_DATA RECORDS:_
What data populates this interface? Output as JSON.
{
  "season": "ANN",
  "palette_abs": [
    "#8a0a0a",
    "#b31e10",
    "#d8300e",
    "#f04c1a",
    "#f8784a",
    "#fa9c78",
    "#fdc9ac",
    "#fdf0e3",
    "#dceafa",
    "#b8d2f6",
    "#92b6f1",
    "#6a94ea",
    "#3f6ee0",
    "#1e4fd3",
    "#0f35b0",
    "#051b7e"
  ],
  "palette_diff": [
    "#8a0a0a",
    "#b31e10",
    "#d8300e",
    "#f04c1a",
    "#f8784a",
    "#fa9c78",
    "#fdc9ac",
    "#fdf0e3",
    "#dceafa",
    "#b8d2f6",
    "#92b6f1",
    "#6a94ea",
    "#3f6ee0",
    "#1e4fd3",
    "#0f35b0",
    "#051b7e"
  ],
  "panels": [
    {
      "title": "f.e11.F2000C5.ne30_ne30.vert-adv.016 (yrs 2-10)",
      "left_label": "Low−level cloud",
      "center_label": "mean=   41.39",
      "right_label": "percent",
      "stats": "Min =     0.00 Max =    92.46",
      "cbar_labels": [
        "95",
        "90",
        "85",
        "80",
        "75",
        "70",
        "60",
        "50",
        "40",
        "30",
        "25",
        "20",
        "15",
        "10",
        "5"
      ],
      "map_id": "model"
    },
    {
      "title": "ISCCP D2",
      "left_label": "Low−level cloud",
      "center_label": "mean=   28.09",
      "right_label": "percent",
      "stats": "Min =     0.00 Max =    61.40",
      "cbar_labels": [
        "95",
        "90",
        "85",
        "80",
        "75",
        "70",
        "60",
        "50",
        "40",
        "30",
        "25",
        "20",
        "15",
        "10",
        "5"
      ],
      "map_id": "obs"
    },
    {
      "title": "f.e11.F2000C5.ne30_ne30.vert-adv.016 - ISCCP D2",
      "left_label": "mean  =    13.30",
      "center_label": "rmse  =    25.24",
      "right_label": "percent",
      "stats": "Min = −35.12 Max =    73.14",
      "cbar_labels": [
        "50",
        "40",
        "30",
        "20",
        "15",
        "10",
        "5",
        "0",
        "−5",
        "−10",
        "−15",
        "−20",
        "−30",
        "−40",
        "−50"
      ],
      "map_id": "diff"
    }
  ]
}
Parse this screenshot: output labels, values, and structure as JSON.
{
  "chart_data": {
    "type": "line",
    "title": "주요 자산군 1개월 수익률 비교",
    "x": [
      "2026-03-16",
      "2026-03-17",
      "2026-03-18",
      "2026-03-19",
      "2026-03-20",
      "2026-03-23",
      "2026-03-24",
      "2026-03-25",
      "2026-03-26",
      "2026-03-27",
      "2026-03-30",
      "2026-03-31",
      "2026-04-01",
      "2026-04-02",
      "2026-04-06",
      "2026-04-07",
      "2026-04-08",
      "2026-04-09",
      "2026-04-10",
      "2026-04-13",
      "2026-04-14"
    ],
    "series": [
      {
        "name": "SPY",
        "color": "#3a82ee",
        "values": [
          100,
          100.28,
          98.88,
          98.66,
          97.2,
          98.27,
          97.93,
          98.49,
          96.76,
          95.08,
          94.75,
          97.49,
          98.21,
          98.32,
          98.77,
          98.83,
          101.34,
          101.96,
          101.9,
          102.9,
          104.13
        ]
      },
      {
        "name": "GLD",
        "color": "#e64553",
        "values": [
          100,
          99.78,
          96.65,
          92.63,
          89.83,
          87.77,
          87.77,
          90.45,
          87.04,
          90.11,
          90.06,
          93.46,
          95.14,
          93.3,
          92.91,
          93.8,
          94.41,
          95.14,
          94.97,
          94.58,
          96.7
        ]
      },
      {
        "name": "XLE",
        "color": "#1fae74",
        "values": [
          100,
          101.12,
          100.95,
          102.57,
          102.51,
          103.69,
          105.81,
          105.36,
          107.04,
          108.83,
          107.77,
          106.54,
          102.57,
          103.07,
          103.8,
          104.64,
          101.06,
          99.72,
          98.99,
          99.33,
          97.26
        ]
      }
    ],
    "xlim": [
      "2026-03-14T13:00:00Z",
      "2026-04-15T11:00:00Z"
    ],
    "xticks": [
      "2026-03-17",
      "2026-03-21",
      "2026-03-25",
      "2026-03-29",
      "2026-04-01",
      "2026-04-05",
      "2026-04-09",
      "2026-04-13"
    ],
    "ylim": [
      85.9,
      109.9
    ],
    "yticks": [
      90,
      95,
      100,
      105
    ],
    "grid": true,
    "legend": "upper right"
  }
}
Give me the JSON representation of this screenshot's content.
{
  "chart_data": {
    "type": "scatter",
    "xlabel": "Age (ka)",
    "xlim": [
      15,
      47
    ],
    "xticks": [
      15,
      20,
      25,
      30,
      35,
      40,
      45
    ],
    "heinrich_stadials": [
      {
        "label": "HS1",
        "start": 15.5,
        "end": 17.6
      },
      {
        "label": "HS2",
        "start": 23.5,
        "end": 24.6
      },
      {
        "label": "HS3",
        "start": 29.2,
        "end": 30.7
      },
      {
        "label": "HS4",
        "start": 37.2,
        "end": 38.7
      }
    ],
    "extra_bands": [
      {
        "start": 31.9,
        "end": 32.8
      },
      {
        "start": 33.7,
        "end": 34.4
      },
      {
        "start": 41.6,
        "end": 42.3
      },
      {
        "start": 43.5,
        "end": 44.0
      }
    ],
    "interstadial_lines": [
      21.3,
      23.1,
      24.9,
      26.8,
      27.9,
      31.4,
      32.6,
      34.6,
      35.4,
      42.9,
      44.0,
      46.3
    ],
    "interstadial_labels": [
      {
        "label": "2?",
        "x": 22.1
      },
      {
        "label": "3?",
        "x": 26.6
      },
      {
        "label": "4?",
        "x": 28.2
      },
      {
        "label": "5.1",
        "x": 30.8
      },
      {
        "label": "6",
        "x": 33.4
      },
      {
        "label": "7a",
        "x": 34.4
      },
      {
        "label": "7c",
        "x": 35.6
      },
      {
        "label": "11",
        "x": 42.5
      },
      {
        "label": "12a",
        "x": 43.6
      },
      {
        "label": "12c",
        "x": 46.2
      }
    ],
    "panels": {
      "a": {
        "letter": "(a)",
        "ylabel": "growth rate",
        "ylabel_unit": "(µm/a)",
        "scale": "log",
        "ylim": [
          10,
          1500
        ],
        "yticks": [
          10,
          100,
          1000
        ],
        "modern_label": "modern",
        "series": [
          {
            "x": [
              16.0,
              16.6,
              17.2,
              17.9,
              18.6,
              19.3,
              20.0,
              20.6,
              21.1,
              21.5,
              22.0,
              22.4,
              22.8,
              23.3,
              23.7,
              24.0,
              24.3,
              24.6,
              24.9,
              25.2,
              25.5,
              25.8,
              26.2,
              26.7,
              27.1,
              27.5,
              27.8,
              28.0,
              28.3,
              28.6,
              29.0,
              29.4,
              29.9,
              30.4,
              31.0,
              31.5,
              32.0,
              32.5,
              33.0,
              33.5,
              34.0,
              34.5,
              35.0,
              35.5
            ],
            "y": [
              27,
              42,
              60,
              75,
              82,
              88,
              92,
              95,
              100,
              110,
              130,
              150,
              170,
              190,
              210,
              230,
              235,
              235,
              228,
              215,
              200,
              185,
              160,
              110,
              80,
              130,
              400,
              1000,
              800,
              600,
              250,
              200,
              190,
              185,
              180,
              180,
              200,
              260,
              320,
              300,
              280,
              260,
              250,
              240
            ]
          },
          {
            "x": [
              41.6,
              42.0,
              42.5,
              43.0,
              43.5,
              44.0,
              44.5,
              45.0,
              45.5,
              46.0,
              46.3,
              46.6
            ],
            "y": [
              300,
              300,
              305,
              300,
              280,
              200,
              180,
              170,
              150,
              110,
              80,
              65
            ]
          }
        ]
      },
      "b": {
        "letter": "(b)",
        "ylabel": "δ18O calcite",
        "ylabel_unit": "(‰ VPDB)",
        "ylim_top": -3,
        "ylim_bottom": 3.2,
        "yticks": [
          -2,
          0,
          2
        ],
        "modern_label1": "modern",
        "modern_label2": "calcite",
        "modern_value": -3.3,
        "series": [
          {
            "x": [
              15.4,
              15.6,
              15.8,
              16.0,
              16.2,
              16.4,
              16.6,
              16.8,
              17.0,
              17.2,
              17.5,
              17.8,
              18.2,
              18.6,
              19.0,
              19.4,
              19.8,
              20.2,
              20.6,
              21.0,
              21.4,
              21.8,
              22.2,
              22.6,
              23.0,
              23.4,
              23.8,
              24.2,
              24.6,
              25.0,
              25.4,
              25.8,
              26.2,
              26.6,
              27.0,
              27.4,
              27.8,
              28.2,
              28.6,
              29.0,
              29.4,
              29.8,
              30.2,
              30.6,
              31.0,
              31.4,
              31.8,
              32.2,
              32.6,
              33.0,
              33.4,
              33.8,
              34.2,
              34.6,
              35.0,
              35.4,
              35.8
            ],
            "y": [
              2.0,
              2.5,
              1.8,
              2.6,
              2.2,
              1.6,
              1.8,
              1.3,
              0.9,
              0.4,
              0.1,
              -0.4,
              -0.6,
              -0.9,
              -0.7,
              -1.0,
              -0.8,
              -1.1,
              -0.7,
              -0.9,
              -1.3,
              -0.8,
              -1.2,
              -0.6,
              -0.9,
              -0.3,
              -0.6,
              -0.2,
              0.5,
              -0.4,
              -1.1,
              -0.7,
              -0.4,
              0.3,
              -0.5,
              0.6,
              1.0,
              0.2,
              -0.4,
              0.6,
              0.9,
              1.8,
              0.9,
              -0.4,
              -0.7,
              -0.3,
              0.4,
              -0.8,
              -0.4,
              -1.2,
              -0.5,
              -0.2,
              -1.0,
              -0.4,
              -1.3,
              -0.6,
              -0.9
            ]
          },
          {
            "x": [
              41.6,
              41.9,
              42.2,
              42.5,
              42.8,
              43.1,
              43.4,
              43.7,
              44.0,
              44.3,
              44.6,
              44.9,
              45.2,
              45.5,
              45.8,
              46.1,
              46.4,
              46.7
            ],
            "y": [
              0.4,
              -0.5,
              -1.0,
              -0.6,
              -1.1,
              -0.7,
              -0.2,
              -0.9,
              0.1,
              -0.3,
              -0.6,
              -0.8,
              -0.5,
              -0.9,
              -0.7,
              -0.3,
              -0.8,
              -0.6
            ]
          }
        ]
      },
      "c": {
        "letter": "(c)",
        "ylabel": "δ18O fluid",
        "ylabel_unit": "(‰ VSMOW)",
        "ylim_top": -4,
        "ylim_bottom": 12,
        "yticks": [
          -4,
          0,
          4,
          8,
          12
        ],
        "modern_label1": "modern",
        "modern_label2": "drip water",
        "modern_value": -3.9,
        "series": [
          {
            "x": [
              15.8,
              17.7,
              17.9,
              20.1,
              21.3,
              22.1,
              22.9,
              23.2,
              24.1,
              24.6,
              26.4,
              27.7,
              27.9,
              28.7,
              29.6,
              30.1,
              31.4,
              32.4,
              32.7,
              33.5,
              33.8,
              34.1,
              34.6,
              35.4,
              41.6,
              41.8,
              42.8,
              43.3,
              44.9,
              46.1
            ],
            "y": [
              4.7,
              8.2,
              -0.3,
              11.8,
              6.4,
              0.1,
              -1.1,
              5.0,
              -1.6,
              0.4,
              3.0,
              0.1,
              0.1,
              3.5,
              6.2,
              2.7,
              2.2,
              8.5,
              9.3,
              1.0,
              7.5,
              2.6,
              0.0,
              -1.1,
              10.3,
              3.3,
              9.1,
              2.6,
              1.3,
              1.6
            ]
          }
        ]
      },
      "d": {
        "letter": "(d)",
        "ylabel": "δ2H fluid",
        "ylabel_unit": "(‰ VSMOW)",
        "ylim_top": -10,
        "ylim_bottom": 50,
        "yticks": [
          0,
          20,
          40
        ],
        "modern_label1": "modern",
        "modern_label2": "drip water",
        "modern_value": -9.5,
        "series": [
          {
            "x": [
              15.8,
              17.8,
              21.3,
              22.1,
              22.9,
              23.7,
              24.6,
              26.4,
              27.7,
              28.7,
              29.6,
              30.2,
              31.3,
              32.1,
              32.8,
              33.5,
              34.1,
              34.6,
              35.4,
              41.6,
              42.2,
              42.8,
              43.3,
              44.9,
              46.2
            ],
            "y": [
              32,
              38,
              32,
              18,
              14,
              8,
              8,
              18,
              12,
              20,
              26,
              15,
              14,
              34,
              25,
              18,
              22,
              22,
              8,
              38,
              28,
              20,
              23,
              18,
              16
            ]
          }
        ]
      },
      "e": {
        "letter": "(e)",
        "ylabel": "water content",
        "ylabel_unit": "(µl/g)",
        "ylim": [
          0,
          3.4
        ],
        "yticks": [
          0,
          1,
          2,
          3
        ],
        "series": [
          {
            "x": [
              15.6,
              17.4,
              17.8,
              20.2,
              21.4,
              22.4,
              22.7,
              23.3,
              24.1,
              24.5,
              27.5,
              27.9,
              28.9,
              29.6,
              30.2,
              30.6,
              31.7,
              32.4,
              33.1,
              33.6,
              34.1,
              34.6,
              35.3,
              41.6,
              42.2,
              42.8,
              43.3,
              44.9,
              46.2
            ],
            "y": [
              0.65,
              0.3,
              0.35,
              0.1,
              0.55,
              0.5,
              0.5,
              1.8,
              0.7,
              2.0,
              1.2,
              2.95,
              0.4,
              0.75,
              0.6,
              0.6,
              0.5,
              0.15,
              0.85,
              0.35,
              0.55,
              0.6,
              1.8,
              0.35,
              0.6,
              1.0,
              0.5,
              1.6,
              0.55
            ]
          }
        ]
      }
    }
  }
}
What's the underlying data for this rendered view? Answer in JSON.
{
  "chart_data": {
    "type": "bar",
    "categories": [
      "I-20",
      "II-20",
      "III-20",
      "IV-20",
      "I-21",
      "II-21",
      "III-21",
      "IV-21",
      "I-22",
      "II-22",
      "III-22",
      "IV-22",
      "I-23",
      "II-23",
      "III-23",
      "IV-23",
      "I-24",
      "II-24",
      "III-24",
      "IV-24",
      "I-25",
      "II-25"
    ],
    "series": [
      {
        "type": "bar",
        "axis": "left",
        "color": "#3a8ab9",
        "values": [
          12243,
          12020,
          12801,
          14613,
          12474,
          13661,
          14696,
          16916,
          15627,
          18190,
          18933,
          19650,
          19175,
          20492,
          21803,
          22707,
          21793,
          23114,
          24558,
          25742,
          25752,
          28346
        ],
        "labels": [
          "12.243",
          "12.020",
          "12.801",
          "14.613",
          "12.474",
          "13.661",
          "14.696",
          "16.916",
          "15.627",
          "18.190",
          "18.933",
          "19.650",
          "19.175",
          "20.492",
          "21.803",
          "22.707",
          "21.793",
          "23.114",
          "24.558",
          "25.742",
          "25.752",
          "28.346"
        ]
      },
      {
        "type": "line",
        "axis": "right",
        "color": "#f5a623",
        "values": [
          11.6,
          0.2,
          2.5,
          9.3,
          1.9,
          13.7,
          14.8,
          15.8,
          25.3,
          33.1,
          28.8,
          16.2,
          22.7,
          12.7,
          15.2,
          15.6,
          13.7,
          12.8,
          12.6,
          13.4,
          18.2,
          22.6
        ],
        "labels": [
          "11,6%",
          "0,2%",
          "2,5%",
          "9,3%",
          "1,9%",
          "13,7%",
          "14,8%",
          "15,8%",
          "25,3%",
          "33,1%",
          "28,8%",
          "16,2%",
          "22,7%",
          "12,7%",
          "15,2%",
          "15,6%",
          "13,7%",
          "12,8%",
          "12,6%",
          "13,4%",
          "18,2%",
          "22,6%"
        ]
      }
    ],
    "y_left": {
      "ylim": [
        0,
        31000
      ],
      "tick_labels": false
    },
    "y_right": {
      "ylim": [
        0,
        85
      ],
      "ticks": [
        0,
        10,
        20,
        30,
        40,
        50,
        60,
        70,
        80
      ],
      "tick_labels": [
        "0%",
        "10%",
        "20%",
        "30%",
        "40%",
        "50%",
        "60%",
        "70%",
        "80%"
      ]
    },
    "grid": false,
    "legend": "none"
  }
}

_TASK DETAILS:_ State how many lines in the records above contain the word "mean", giving only the number.

_EXERCISE OUTPUT:_ 3